REQUIREMENT:
Write out the data again exactly, skipping every picture.
--- Begin RECORDS ---
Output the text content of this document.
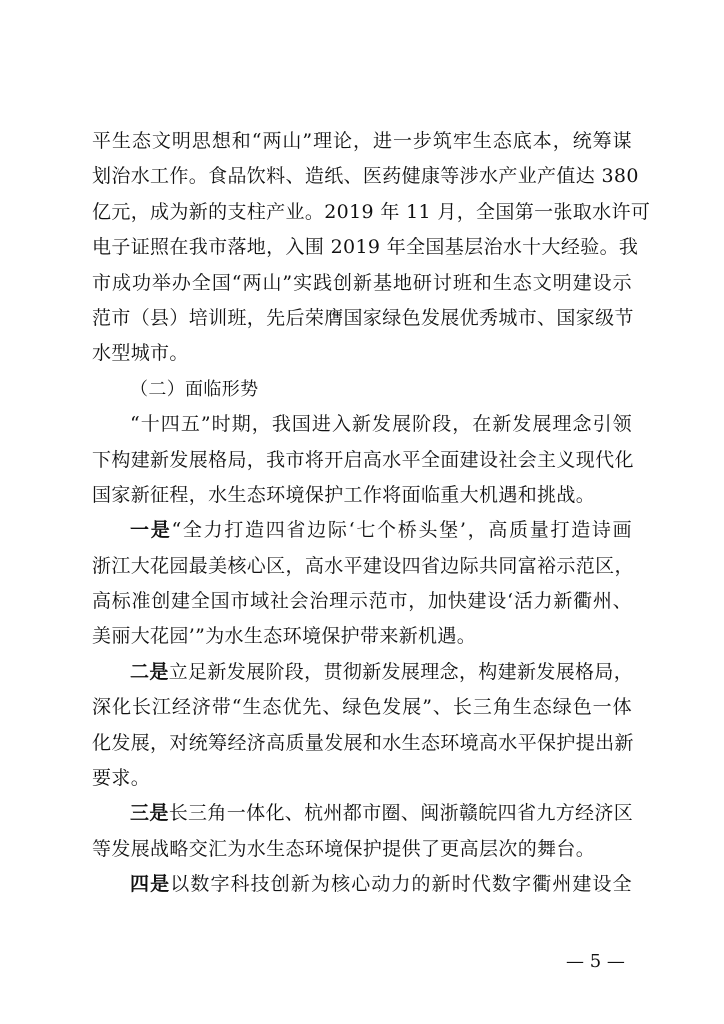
平生态文明思想和“两山”理论，进一步筑牢生态底本，统筹谋
划治水工作。食品饮料、造纸、医药健康等涉水产业产值达 380
亿元，成为新的支柱产业。2019 年 11 月，全国第一张取水许可
电子证照在我市落地，入围 2019 年全国基层治水十大经验。我
市成功举办全国“两山”实践创新基地研讨班和生态文明建设示
范市（县）培训班，先后荣膺国家绿色发展优秀城市、国家级节
水型城市。
（二）面临形势
“十四五”时期，我国进入新发展阶段，在新发展理念引领
下构建新发展格局，我市将开启高水平全面建设社会主义现代化
国家新征程，水生态环境保护工作将面临重大机遇和挑战。
一是“全力打造四省边际‘七个桥头堡’，高质量打造诗画
浙江大花园最美核心区，高水平建设四省边际共同富裕示范区，
高标准创建全国市域社会治理示范市，加快建设‘活力新衢州、
美丽大花园’”为水生态环境保护带来新机遇。
二是立足新发展阶段，贯彻新发展理念，构建新发展格局，
深化长江经济带“生态优先、绿色发展”、长三角生态绿色一体
化发展，对统筹经济高质量发展和水生态环境高水平保护提出新
要求。
三是长三角一体化、杭州都市圈、闽浙赣皖四省九方经济区
等发展战略交汇为水生态环境保护提供了更高层次的舞台。
四是以数字科技创新为核心动力的新时代数字衢州建设全
— 5 —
--- End RECORDS ---
RESULT FOR THIS TASK:
Output the text content of this document.
平生态文明思想和“两山”理论，进一步筑牢生态底本，统筹谋
划治水工作。食品饮料、造纸、医药健康等涉水产业产值达 380
亿元，成为新的支柱产业。2019 年 11 月，全国第一张取水许可
电子证照在我市落地，入围 2019 年全国基层治水十大经验。我
市成功举办全国“两山”实践创新基地研讨班和生态文明建设示
范市（县）培训班，先后荣膺国家绿色发展优秀城市、国家级节
水型城市。
（二）面临形势
“十四五”时期，我国进入新发展阶段，在新发展理念引领
下构建新发展格局，我市将开启高水平全面建设社会主义现代化
国家新征程，水生态环境保护工作将面临重大机遇和挑战。
一是“全力打造四省边际‘七个桥头堡’，高质量打造诗画
浙江大花园最美核心区，高水平建设四省边际共同富裕示范区，
高标准创建全国市域社会治理示范市，加快建设‘活力新衢州、
美丽大花园’”为水生态环境保护带来新机遇。
二是立足新发展阶段，贯彻新发展理念，构建新发展格局，
深化长江经济带“生态优先、绿色发展”、长三角生态绿色一体
化发展，对统筹经济高质量发展和水生态环境高水平保护提出新
要求。
三是长三角一体化、杭州都市圈、闽浙赣皖四省九方经济区
等发展战略交汇为水生态环境保护提供了更高层次的舞台。
四是以数字科技创新为核心动力的新时代数字衢州建设全
— 5 —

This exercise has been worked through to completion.